Copy these rows back word for word, every one of them, and leave out the pictures.

* Begin *

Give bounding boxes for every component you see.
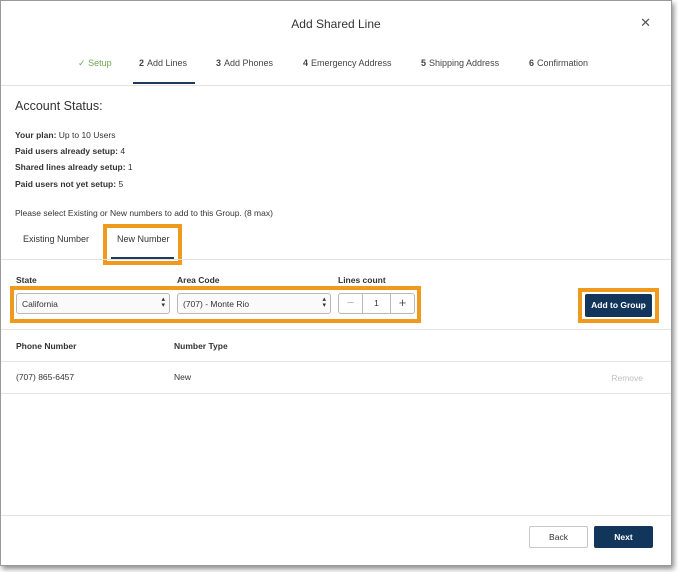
check-icon: ✓: [78, 58, 86, 68]
divider: [1, 259, 671, 260]
account-line-shared-lines: Shared lines already setup: 1: [15, 162, 133, 172]
area-code-select[interactable]: (707) - Monte Rio ▴ ▾: [177, 293, 331, 314]
divider: [1, 361, 671, 362]
dialog-title: Add Shared Line: [291, 17, 381, 31]
step-label: Confirmation: [537, 58, 589, 68]
step-number: 5: [421, 58, 427, 68]
account-line-plan: Your plan: Up to 10 Users: [15, 130, 115, 140]
step-label: Add Phones: [224, 58, 274, 68]
divider: [1, 329, 671, 330]
number-type-cell: New: [174, 372, 192, 382]
add-to-group-button[interactable]: Add to Group: [585, 294, 652, 317]
updown-arrows-icon: ▴ ▾: [322, 296, 326, 309]
account-line-label: Your plan:: [15, 130, 57, 140]
account-status-title: Account Status:: [15, 99, 103, 113]
close-icon[interactable]: ✕: [640, 16, 651, 29]
area-code-label: Area Code: [177, 275, 220, 285]
updown-arrows-icon: ▴ ▾: [161, 296, 165, 309]
add-shared-line-dialog: Add Shared Line ✕ ✓ Setup 2 Add Lines 3 Ad…: [0, 0, 672, 566]
step-label: Setup: [88, 58, 112, 68]
increment-button[interactable]: +: [390, 294, 414, 313]
area-code-select-value: (707) - Monte Rio: [183, 299, 250, 309]
back-button[interactable]: Back: [529, 526, 588, 548]
state-select-value: California: [22, 299, 58, 309]
column-header-phone-number: Phone Number: [16, 341, 77, 351]
divider: [1, 85, 671, 86]
step-number: 2: [139, 58, 145, 68]
tab-new-number[interactable]: New Number: [117, 234, 170, 244]
state-select[interactable]: California ▴ ▾: [16, 293, 170, 314]
step-add-lines[interactable]: 2 Add Lines: [133, 58, 196, 84]
account-line-value: 1: [127, 162, 133, 172]
active-step-indicator: [133, 82, 196, 84]
account-line-paid-users-setup: Paid users already setup: 4: [15, 146, 125, 156]
account-line-value: Up to 10 Users: [58, 130, 116, 140]
divider: [1, 393, 671, 394]
step-label: Emergency Address: [311, 58, 392, 68]
lines-count-label: Lines count: [338, 275, 386, 285]
account-line-label: Paid users already setup:: [15, 146, 118, 156]
remove-link[interactable]: Remove: [611, 373, 643, 383]
wizard-steps: ✓ Setup 2 Add Lines 3 Add Phones 4 Emergenc…: [1, 56, 671, 86]
lines-count-value[interactable]: 1: [363, 298, 390, 308]
lines-count-stepper: − 1 +: [338, 293, 415, 314]
step-emergency-address[interactable]: 4 Emergency Address: [303, 58, 392, 68]
step-number: 3: [216, 58, 222, 68]
step-confirmation[interactable]: 6 Confirmation: [529, 58, 588, 68]
step-add-phones[interactable]: 3 Add Phones: [216, 58, 273, 68]
step-shipping-address[interactable]: 5 Shipping Address: [421, 58, 499, 68]
step-label: Shipping Address: [429, 58, 500, 68]
decrement-button[interactable]: −: [339, 294, 363, 313]
column-header-number-type: Number Type: [174, 341, 228, 351]
tab-existing-number[interactable]: Existing Number: [23, 234, 89, 244]
account-line-label: Shared lines already setup:: [15, 162, 126, 172]
step-number: 4: [303, 58, 309, 68]
account-line-label: Paid users not yet setup:: [15, 179, 117, 189]
account-line-value: 4: [120, 146, 126, 156]
next-button[interactable]: Next: [594, 526, 653, 548]
step-number: 6: [529, 58, 535, 68]
account-line-value: 5: [118, 179, 124, 189]
account-line-paid-users-not-setup: Paid users not yet setup: 5: [15, 179, 123, 189]
step-label: Add Lines: [147, 58, 188, 68]
state-label: State: [16, 275, 37, 285]
step-setup[interactable]: ✓ Setup: [78, 58, 112, 69]
divider: [1, 515, 671, 516]
instruction-text: Please select Existing or New numbers to…: [15, 208, 273, 218]
phone-number-cell: (707) 865-6457: [16, 372, 75, 382]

* End *

• Task output:
Give bounding boxes for every component you see.
check-icon: ✓: [78, 58, 86, 68]
divider: [1, 259, 671, 260]
account-line-shared-lines: Shared lines already setup: 1: [15, 162, 133, 172]
area-code-select[interactable]: (707) - Monte Rio ▴ ▾: [177, 293, 331, 314]
divider: [1, 361, 671, 362]
dialog-title: Add Shared Line: [291, 17, 381, 31]
step-label: Confirmation: [537, 58, 589, 68]
step-number: 5: [421, 58, 427, 68]
account-line-plan: Your plan: Up to 10 Users: [15, 130, 115, 140]
step-label: Add Phones: [224, 58, 274, 68]
divider: [1, 329, 671, 330]
number-type-cell: New: [174, 372, 192, 382]
add-to-group-button[interactable]: Add to Group: [585, 294, 652, 317]
updown-arrows-icon: ▴ ▾: [322, 296, 326, 309]
account-line-label: Your plan:: [15, 130, 57, 140]
account-status-title: Account Status:: [15, 99, 103, 113]
close-icon[interactable]: ✕: [640, 16, 651, 29]
area-code-label: Area Code: [177, 275, 220, 285]
updown-arrows-icon: ▴ ▾: [161, 296, 165, 309]
add-shared-line-dialog: Add Shared Line ✕ ✓ Setup 2 Add Lines 3 Ad…: [0, 0, 672, 566]
step-label: Setup: [88, 58, 112, 68]
increment-button[interactable]: +: [390, 294, 414, 313]
area-code-select-value: (707) - Monte Rio: [183, 299, 250, 309]
back-button[interactable]: Back: [529, 526, 588, 548]
state-select-value: California: [22, 299, 58, 309]
column-header-phone-number: Phone Number: [16, 341, 77, 351]
divider: [1, 85, 671, 86]
step-number: 2: [139, 58, 145, 68]
tab-new-number[interactable]: New Number: [117, 234, 170, 244]
state-select[interactable]: California ▴ ▾: [16, 293, 170, 314]
step-add-lines[interactable]: 2 Add Lines: [133, 58, 196, 84]
account-line-value: 1: [127, 162, 133, 172]
active-step-indicator: [133, 82, 196, 84]
account-line-paid-users-setup: Paid users already setup: 4: [15, 146, 125, 156]
account-line-value: Up to 10 Users: [58, 130, 116, 140]
divider: [1, 393, 671, 394]
step-label: Emergency Address: [311, 58, 392, 68]
lines-count-label: Lines count: [338, 275, 386, 285]
account-line-label: Paid users already setup:: [15, 146, 118, 156]
remove-link[interactable]: Remove: [611, 373, 643, 383]
wizard-steps: ✓ Setup 2 Add Lines 3 Add Phones 4 Emergenc…: [1, 56, 671, 86]
lines-count-value[interactable]: 1: [363, 298, 390, 308]
lines-count-stepper: − 1 +: [338, 293, 415, 314]
step-emergency-address[interactable]: 4 Emergency Address: [303, 58, 392, 68]
step-number: 3: [216, 58, 222, 68]
step-confirmation[interactable]: 6 Confirmation: [529, 58, 588, 68]
step-add-phones[interactable]: 3 Add Phones: [216, 58, 273, 68]
step-shipping-address[interactable]: 5 Shipping Address: [421, 58, 499, 68]
step-label: Shipping Address: [429, 58, 500, 68]
decrement-button[interactable]: −: [339, 294, 363, 313]
column-header-number-type: Number Type: [174, 341, 228, 351]
tab-existing-number[interactable]: Existing Number: [23, 234, 89, 244]
account-line-label: Shared lines already setup:: [15, 162, 126, 172]
step-number: 4: [303, 58, 309, 68]
account-line-label: Paid users not yet setup:: [15, 179, 117, 189]
account-line-value: 4: [120, 146, 126, 156]
next-button[interactable]: Next: [594, 526, 653, 548]
step-number: 6: [529, 58, 535, 68]
account-line-value: 5: [118, 179, 124, 189]
account-line-paid-users-not-setup: Paid users not yet setup: 5: [15, 179, 123, 189]
step-label: Add Lines: [147, 58, 188, 68]
state-label: State: [16, 275, 37, 285]
step-setup[interactable]: ✓ Setup: [78, 58, 112, 69]
divider: [1, 515, 671, 516]
instruction-text: Please select Existing or New numbers to…: [15, 208, 273, 218]
phone-number-cell: (707) 865-6457: [16, 372, 75, 382]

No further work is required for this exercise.